INSTRUCTION A - Copy the entries below word for word, from their first line through the line that contains "figure-stack-onoff-modularity xyxy=(0,620,960,890)". Output nothing else.

----------------

In a previous research \autocite{PREV_RESEARCH}, an exclusion limit for
the mass of an excited quark has already been set using data from the
2016 run of the Large Hadron Collider with an integrated luminosity of
\(\SI{35.92}{\per\femto\barn}\). Since then, a lot more data has been
collected by the CMS experiment, totalling to
\(\SI{137.19}{\per\femto\barn}\) of data usable for research. This
thesis takes advantage of this larger dataset as well as a new technique
to identify decays of highly boosted particles based on a deep neural
network. By using more data and new tagging techniques, it aims to
either confirm the existence of the q* particle or improve the
previously set lower limit of 5 TeV respectively 4.7 TeV for the decay
to qW respectively qZ on its mass to even higher values. It will also
directly compare the performance of this new tagging technique to an
older tagger based on jet substructure studies used in the previous
research.

In chapter 2, a theoretical background will be presented briefly
explaining the Standard Model, its shortcomings and the theory of
excited quarks. Then, in chapter 3, the Large Hadron Collider and the
Compact Muon Solenoid, the detector that collected the data for this
analysis, will be described. After that, in chapters 4-7, the main
analysis part follows, describing how the data were used to extract
limits on the mass of the excited quark particle. At the very end, in
chapter 8, the results are presented and compared to previous research.

\newpage

\hypertarget{theoretical-motivation}{%
\section{Theoretical motivation}\label{theoretical-motivation}}

This chapter presents a short summary of the theoretical background
relevant to this thesis. It first gives an introduction to the standard
model itself and some of the issues it raises. It then goes on to
explain the background processes of quantum chromodynamics and the
theory of q*, which are the relevant phenomena for the search described
in this thesis.

\hypertarget{sec:sm}{%
\subsection{Standard Model}\label{sec:sm}}

The Standard Model of physics proved to be very successful in describing
three of the four fundamental interactions currently known: the
electromagnetic, weak and strong interaction. The fourth, gravity, could
not yet be successfully included in this theory.

The Standard Model divides all particles into spin-\(\frac{n}{2}\)
fermions and spin-n bosons, where n could be any integer but so far is
only known to be one for fermions and either one (gauge bosons) or zero
(scalar bosons) for bosons. Fermions are further classified into quarks
and leptons. Quarks and leptons can also be categorized into three
generations, each of which contains two particles, also called flavours.

----------------

INSTRUCTION B - List every fundamental interaction named in the excited-quark thesis passage.

THE RECORDS -
----------------

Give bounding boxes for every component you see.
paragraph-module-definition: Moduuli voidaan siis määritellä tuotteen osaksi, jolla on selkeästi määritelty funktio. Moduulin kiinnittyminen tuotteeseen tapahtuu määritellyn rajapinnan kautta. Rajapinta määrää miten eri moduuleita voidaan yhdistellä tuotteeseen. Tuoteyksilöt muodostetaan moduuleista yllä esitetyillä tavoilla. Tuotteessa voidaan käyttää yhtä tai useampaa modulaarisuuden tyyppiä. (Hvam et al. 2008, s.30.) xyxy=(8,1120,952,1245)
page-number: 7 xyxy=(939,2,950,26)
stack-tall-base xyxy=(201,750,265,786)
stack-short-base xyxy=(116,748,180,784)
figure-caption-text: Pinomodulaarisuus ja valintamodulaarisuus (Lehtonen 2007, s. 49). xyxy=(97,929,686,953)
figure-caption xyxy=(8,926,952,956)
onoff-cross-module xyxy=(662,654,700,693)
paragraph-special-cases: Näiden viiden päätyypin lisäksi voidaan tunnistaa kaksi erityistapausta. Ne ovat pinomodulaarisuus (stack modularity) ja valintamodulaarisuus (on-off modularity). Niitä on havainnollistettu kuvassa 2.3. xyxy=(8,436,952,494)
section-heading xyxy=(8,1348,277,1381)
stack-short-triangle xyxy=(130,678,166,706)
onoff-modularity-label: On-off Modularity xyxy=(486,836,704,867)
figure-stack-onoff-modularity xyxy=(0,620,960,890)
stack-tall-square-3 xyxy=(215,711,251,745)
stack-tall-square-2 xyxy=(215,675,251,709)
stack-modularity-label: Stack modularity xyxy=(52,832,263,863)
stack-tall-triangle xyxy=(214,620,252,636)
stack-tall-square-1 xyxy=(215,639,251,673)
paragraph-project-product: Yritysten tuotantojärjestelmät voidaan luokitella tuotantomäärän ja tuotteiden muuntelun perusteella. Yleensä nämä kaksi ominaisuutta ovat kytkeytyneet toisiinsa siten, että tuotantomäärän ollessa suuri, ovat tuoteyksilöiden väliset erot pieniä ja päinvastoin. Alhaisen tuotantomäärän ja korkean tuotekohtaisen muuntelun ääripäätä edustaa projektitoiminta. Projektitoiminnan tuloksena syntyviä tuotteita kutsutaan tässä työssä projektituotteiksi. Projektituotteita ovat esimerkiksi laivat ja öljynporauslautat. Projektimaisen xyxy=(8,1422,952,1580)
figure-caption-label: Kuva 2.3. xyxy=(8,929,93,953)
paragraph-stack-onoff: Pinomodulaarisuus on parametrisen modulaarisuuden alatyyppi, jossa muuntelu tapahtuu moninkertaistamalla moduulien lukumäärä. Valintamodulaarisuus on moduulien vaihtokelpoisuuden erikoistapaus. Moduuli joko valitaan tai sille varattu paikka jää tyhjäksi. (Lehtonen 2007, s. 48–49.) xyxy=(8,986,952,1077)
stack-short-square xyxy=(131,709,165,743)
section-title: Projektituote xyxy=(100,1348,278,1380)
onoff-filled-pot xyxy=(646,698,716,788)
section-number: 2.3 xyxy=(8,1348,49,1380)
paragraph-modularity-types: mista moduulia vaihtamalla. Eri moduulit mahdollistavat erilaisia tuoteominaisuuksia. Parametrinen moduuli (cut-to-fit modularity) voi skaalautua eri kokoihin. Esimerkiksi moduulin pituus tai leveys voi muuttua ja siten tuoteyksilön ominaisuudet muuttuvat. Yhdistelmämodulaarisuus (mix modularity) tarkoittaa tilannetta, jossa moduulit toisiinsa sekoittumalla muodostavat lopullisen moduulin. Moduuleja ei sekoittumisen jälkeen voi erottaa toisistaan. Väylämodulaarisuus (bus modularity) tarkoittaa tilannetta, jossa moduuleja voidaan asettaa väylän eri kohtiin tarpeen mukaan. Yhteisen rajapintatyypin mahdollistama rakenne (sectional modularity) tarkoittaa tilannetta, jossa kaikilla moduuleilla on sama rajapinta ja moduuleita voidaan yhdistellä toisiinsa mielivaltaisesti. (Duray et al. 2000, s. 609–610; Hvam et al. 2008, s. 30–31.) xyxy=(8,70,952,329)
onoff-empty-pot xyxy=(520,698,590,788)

----------------

FINAL RESULT A -
Give bounding boxes for every component you see.
paragraph-module-definition: Moduuli voidaan siis määritellä tuotteen osaksi, jolla on selkeästi määritelty funktio. Moduulin kiinnittyminen tuotteeseen tapahtuu määritellyn rajapinnan kautta. Rajapinta määrää miten eri moduuleita voidaan yhdistellä tuotteeseen. Tuoteyksilöt muodostetaan moduuleista yllä esitetyillä tavoilla. Tuotteessa voidaan käyttää yhtä tai useampaa modulaarisuuden tyyppiä. (Hvam et al. 2008, s.30.) xyxy=(8,1120,952,1245)
page-number: 7 xyxy=(939,2,950,26)
stack-tall-base xyxy=(201,750,265,786)
stack-short-base xyxy=(116,748,180,784)
figure-caption-text: Pinomodulaarisuus ja valintamodulaarisuus (Lehtonen 2007, s. 49). xyxy=(97,929,686,953)
figure-caption xyxy=(8,926,952,956)
onoff-cross-module xyxy=(662,654,700,693)
paragraph-special-cases: Näiden viiden päätyypin lisäksi voidaan tunnistaa kaksi erityistapausta. Ne ovat pinomodulaarisuus (stack modularity) ja valintamodulaarisuus (on-off modularity). Niitä on havainnollistettu kuvassa 2.3. xyxy=(8,436,952,494)
section-heading xyxy=(8,1348,277,1381)
stack-short-triangle xyxy=(130,678,166,706)
onoff-modularity-label: On-off Modularity xyxy=(486,836,704,867)
figure-stack-onoff-modularity xyxy=(0,620,960,890)

FINAL RESULT B -
- Electromagnetic interaction
- Weak interaction
- Strong interaction
- Gravity